In the listing below, identify each line with the word "伊朗国有饲料进口商SLAL" and return those lines.
-----
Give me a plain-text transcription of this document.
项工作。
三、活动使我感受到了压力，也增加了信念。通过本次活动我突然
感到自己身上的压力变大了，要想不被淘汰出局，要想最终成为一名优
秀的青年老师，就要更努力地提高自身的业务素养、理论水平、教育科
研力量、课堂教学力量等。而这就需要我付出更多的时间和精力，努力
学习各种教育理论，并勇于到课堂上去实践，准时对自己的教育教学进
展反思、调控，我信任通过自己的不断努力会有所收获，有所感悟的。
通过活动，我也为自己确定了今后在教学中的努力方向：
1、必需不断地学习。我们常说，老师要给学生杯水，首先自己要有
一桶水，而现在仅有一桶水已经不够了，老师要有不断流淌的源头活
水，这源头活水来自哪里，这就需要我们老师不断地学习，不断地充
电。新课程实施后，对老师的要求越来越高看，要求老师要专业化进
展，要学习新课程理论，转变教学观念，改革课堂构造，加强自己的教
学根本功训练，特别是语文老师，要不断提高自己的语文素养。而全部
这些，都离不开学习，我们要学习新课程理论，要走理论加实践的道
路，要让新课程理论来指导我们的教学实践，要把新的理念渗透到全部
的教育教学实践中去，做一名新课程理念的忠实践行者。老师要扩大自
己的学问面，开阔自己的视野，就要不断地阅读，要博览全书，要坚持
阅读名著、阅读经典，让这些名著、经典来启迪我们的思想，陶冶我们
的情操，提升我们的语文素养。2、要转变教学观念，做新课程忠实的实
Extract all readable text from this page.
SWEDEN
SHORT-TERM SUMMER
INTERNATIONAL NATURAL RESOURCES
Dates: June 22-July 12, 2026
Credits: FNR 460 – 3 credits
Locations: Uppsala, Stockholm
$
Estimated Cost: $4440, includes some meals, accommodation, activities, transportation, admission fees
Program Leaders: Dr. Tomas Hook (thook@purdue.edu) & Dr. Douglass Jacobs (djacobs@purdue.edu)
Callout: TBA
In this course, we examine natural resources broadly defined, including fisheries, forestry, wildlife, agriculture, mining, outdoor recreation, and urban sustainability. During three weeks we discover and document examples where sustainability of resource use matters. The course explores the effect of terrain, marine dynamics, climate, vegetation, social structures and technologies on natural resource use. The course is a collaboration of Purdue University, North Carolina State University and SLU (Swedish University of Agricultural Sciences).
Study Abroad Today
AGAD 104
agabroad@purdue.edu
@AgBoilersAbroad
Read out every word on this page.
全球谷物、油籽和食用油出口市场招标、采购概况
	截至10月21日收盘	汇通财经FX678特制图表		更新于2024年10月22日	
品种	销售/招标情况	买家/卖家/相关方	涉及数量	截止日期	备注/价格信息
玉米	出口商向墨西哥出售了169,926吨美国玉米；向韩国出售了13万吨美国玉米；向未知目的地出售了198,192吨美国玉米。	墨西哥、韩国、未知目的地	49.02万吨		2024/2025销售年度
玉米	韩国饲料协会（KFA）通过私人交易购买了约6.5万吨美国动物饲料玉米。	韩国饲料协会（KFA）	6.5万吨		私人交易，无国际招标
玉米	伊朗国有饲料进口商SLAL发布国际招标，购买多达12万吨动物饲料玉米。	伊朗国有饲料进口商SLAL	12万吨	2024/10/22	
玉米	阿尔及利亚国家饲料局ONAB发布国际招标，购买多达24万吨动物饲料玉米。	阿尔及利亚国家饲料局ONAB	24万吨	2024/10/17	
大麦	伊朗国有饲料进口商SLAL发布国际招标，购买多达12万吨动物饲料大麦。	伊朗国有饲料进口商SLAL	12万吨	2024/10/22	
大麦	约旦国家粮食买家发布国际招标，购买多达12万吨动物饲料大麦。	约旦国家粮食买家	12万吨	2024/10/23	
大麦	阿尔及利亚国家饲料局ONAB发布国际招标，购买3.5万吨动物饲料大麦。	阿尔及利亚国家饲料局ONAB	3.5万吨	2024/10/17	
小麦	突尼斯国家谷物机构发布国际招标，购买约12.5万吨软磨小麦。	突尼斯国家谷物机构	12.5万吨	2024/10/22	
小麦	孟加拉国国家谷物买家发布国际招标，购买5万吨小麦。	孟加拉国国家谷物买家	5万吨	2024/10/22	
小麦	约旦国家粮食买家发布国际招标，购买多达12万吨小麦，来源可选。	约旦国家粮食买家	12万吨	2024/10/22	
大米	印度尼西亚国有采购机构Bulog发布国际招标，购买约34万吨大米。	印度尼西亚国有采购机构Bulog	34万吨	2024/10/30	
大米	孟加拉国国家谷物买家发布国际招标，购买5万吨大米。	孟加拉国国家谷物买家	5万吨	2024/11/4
-----
> RESULT OF THE TASK
玉米	伊朗国有饲料进口商SLAL发布国际招标，购买多达12万吨动物饲料玉米。	伊朗国有饲料进口商SLAL	12万吨	2024/10/22	
大麦	伊朗国有饲料进口商SLAL发布国际招标，购买多达12万吨动物饲料大麦。	伊朗国有饲料进口商SLAL	12万吨	2024/10/22	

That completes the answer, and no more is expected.